Can you pull out each line of the data below that includes the word "title"?
────────────────────
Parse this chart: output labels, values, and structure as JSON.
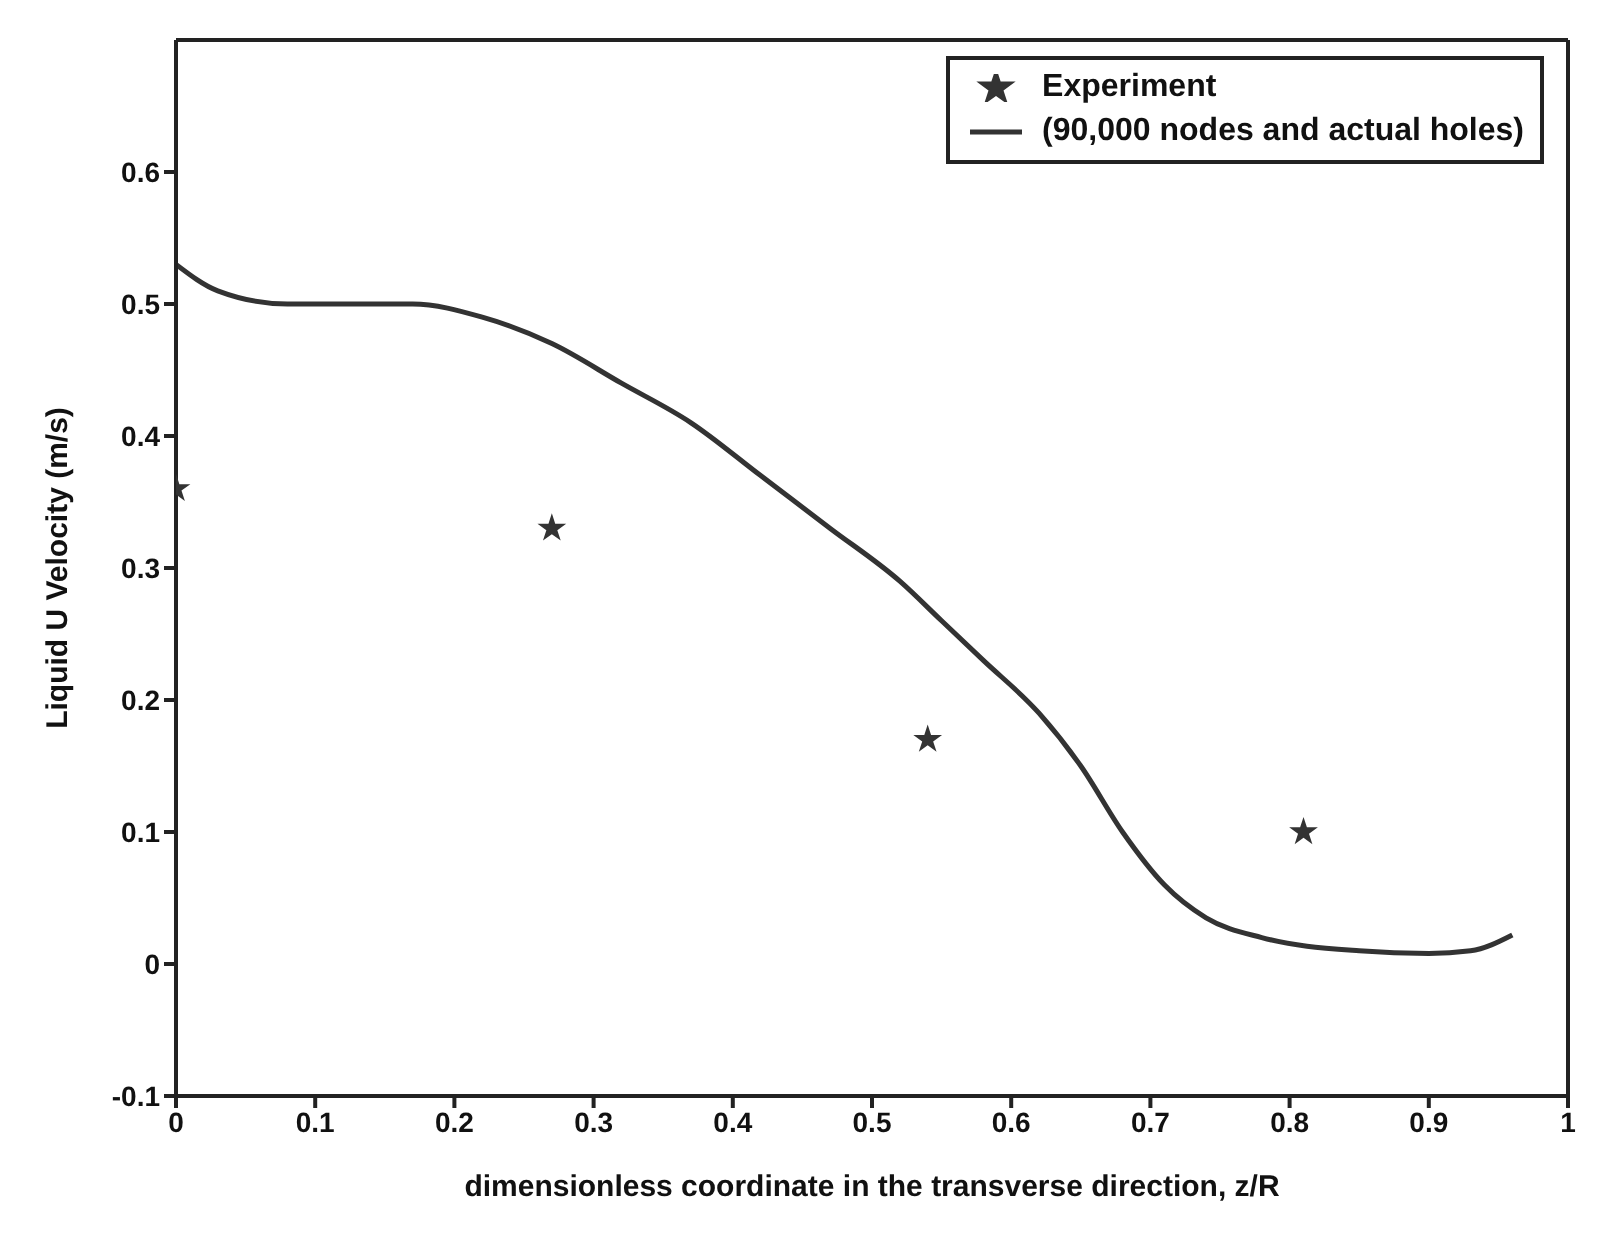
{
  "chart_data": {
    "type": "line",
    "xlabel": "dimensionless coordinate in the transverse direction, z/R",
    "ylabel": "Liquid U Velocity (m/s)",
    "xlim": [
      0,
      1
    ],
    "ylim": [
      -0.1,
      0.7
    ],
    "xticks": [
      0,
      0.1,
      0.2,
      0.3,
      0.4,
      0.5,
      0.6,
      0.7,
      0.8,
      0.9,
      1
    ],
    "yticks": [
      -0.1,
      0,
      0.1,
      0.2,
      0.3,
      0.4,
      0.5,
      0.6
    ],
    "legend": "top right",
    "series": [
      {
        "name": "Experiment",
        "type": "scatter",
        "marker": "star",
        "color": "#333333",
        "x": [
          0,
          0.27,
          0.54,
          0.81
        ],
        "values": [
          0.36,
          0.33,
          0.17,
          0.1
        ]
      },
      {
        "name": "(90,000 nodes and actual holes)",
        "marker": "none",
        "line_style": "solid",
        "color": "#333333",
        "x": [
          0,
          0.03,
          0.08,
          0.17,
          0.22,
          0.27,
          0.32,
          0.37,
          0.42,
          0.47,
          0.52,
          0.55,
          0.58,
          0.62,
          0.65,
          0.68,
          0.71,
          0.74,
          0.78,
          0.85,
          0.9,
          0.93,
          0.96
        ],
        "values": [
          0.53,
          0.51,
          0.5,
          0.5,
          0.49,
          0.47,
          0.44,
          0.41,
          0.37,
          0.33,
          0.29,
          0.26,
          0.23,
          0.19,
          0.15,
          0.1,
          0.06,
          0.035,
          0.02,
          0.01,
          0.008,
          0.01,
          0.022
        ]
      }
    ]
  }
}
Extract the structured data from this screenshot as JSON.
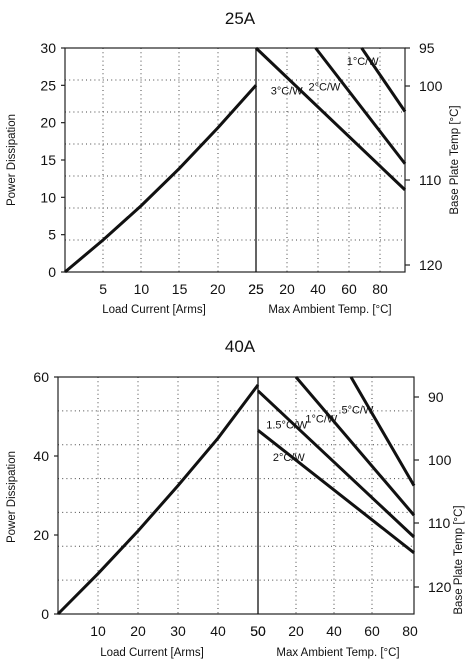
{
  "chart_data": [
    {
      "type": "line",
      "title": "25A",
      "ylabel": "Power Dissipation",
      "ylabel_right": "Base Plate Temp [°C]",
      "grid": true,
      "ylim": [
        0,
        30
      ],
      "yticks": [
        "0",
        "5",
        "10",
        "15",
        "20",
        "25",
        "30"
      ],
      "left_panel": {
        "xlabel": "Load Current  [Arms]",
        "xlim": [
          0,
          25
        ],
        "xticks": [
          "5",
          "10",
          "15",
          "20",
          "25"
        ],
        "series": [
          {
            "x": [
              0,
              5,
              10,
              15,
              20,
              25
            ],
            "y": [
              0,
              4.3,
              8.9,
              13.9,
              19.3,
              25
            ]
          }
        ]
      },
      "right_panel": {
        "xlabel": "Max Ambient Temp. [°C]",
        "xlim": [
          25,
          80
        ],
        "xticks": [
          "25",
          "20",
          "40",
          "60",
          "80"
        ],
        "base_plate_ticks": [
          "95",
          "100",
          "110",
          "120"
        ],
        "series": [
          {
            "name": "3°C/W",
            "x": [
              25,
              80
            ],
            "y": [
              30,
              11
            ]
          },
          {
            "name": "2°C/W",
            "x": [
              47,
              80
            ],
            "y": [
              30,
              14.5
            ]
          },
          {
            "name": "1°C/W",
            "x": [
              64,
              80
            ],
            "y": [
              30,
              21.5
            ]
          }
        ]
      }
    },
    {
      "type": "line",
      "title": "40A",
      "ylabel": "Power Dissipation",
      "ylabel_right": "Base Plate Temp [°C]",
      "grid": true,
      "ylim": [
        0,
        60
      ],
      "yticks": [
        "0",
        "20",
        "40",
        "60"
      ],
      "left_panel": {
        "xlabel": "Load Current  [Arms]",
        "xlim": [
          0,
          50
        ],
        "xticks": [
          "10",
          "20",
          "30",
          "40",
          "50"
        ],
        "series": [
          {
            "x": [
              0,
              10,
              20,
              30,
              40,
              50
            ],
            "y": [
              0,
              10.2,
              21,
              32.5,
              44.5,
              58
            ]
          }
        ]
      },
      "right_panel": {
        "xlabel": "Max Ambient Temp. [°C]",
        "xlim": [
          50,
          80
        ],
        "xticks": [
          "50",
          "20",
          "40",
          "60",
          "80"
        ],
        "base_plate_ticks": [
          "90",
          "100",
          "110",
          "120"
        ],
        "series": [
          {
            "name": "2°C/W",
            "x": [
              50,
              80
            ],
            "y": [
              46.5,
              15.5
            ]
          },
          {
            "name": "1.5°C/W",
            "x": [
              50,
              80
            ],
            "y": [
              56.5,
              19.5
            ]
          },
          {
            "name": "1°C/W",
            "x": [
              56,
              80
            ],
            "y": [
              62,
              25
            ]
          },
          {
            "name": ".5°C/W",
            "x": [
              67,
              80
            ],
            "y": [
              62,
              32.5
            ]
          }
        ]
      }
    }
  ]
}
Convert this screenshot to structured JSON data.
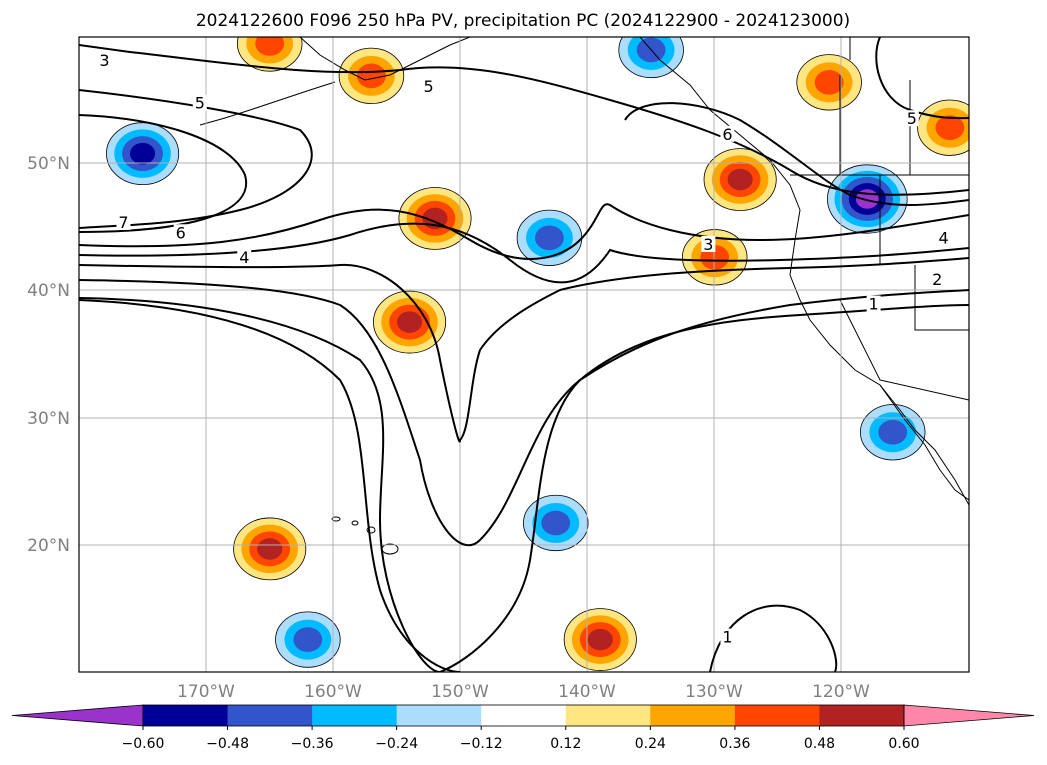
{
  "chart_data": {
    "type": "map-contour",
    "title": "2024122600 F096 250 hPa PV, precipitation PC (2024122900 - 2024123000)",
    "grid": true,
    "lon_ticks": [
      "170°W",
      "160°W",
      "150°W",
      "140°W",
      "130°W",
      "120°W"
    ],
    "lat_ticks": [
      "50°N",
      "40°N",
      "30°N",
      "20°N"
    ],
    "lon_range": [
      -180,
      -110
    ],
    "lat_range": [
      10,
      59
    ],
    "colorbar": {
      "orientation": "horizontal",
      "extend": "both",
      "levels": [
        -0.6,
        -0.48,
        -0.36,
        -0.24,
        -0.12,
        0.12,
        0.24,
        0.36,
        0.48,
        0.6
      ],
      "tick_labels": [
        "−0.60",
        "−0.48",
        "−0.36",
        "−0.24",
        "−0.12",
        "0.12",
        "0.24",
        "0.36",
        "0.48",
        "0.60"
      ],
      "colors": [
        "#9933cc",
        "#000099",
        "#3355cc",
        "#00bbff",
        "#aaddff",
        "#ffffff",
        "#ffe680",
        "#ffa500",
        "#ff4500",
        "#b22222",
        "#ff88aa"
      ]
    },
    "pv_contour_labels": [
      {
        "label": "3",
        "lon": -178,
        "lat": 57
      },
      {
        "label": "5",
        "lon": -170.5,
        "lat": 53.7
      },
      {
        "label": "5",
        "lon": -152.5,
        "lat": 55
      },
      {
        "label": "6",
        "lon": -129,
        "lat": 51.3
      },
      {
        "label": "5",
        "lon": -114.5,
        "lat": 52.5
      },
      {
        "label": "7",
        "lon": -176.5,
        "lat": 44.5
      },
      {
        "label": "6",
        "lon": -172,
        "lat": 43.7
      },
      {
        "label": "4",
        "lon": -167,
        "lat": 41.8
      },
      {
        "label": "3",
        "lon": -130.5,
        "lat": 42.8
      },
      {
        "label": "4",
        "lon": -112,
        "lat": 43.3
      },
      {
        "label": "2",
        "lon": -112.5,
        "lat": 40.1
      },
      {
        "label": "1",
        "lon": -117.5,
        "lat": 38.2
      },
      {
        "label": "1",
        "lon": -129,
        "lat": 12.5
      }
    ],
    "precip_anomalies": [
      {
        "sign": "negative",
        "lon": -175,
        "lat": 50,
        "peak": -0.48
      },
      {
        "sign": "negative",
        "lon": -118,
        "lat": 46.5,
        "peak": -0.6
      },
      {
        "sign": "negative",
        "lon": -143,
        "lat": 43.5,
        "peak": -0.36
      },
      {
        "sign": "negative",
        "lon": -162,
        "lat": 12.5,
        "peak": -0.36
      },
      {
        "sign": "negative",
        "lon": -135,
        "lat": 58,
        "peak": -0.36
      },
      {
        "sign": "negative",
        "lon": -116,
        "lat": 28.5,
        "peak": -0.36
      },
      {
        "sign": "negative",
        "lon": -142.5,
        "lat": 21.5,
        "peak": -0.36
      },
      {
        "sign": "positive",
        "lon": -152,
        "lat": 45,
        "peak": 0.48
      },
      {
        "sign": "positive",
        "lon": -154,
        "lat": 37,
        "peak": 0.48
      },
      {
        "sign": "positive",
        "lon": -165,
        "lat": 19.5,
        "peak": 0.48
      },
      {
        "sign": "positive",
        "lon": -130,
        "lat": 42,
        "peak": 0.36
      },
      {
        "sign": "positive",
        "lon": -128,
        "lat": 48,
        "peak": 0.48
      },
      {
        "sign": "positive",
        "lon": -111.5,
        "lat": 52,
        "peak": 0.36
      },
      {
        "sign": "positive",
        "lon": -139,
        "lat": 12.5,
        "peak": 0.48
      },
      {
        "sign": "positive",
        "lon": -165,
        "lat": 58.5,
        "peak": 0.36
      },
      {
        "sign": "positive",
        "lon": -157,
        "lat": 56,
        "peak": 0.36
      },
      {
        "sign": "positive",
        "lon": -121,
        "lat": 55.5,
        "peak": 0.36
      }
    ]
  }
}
────────────────────
## SOLUTION TO THE EXERCISE
      "title": "25A",
      "title": "40A",
    "title": "2024122600 F096 250 hPa PV, precipitation PC (2024122900 - 2024123000)",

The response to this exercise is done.